[Data entries for graphics]
+ + +

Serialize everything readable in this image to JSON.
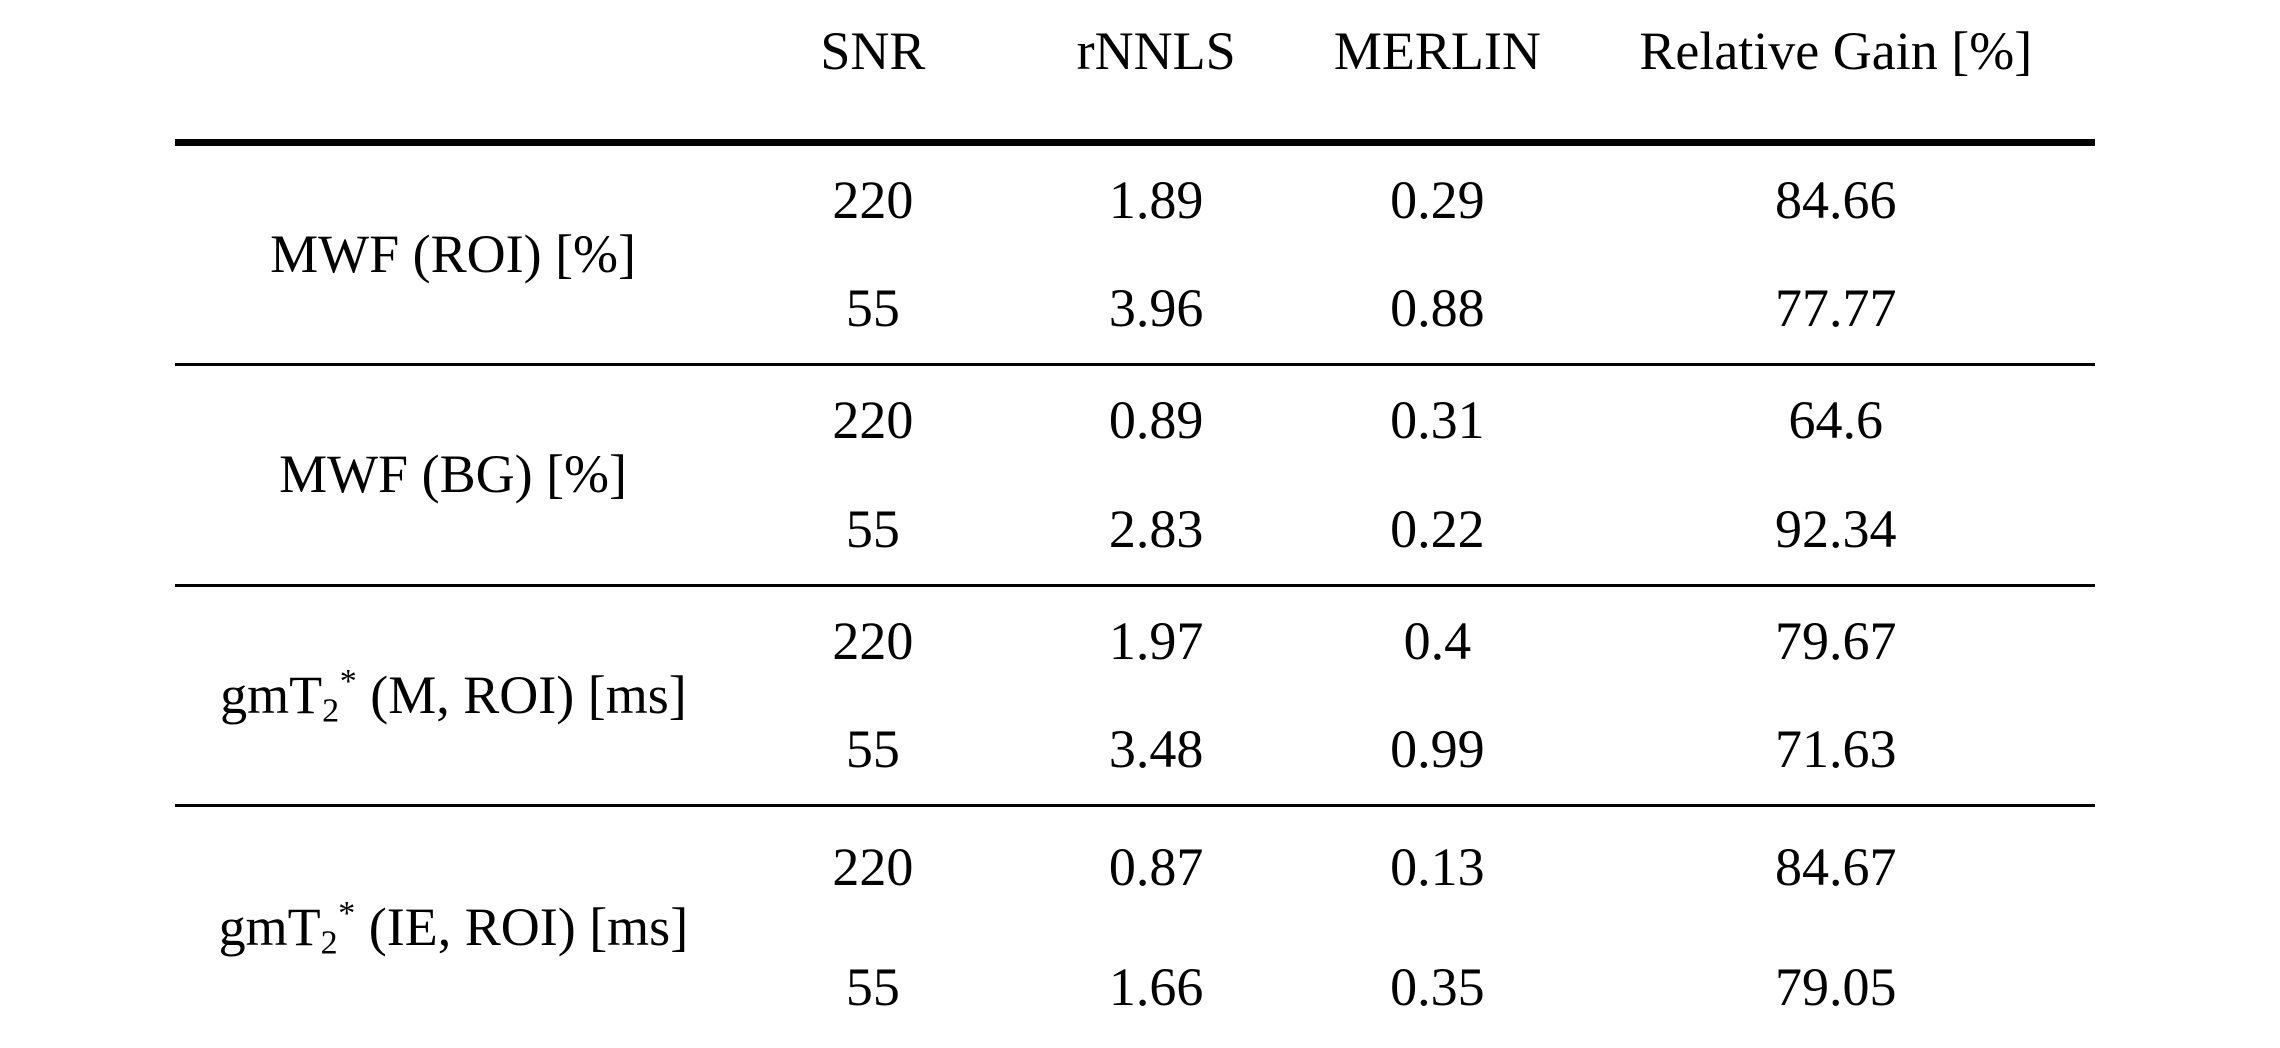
{
  "colors": {
    "background": "#ffffff",
    "text": "#000000",
    "rules": "#000000"
  },
  "table": {
    "columns": [
      "",
      "SNR",
      "rNNLS",
      "MERLIN",
      "Relative Gain [%]"
    ],
    "groups": [
      {
        "label": {
          "prefix": "MWF (ROI) [%]",
          "sub": "",
          "sup": "",
          "suffix": ""
        },
        "rows": [
          {
            "snr": "220",
            "rnnls": "1.89",
            "merlin": "0.29",
            "gain": "84.66"
          },
          {
            "snr": "55",
            "rnnls": "3.96",
            "merlin": "0.88",
            "gain": "77.77"
          }
        ]
      },
      {
        "label": {
          "prefix": "MWF (BG) [%]",
          "sub": "",
          "sup": "",
          "suffix": ""
        },
        "rows": [
          {
            "snr": "220",
            "rnnls": "0.89",
            "merlin": "0.31",
            "gain": "64.6"
          },
          {
            "snr": "55",
            "rnnls": "2.83",
            "merlin": "0.22",
            "gain": "92.34"
          }
        ]
      },
      {
        "label": {
          "prefix": "gmT",
          "sub": "2",
          "sup": "*",
          "suffix": " (M, ROI) [ms]"
        },
        "rows": [
          {
            "snr": "220",
            "rnnls": "1.97",
            "merlin": "0.4",
            "gain": "79.67"
          },
          {
            "snr": "55",
            "rnnls": "3.48",
            "merlin": "0.99",
            "gain": "71.63"
          }
        ]
      },
      {
        "label": {
          "prefix": "gmT",
          "sub": "2",
          "sup": "*",
          "suffix": " (IE, ROI) [ms]"
        },
        "rows": [
          {
            "snr": "220",
            "rnnls": "0.87",
            "merlin": "0.13",
            "gain": "84.67"
          },
          {
            "snr": "55",
            "rnnls": "1.66",
            "merlin": "0.35",
            "gain": "79.05"
          }
        ]
      }
    ]
  }
}
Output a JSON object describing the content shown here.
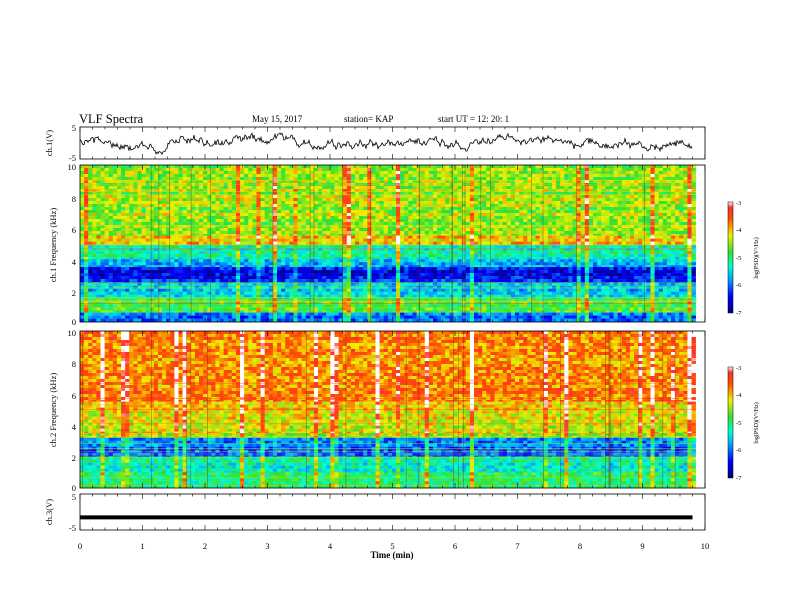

+ + +

Work to complete
Images in the records should not be copied. Repeat all the rest exactly.

Answer to this task
Serialize everything readable in this image to JSON.
{
  "colors": {
    "background": "#ffffff",
    "text": "#000000",
    "rules": "#000000"
  },
  "table": {
    "columns": [
      "",
      "SNR",
      "rNNLS",
      "MERLIN",
      "Relative Gain [%]"
    ],
    "groups": [
      {
        "label": {
          "prefix": "MWF (ROI) [%]",
          "sub": "",
          "sup": "",
          "suffix": ""
        },
        "rows": [
          {
            "snr": "220",
            "rnnls": "1.89",
            "merlin": "0.29",
            "gain": "84.66"
          },
          {
            "snr": "55",
            "rnnls": "3.96",
            "merlin": "0.88",
            "gain": "77.77"
          }
        ]
      },
      {
        "label": {
          "prefix": "MWF (BG) [%]",
          "sub": "",
          "sup": "",
          "suffix": ""
        },
        "rows": [
          {
            "snr": "220",
            "rnnls": "0.89",
            "merlin": "0.31",
            "gain": "64.6"
          },
          {
            "snr": "55",
            "rnnls": "2.83",
            "merlin": "0.22",
            "gain": "92.34"
          }
        ]
      },
      {
        "label": {
          "prefix": "gmT",
          "sub": "2",
          "sup": "*",
          "suffix": " (M, ROI) [ms]"
        },
        "rows": [
          {
            "snr": "220",
            "rnnls": "1.97",
            "merlin": "0.4",
            "gain": "79.67"
          },
          {
            "snr": "55",
            "rnnls": "3.48",
            "merlin": "0.99",
            "gain": "71.63"
          }
        ]
      },
      {
        "label": {
          "prefix": "gmT",
          "sub": "2",
          "sup": "*",
          "suffix": " (IE, ROI) [ms]"
        },
        "rows": [
          {
            "snr": "220",
            "rnnls": "0.87",
            "merlin": "0.13",
            "gain": "84.67"
          },
          {
            "snr": "55",
            "rnnls": "1.66",
            "merlin": "0.35",
            "gain": "79.05"
          }
        ]
      }
    ]
  }
}
Output a JSON object describing the content shown here.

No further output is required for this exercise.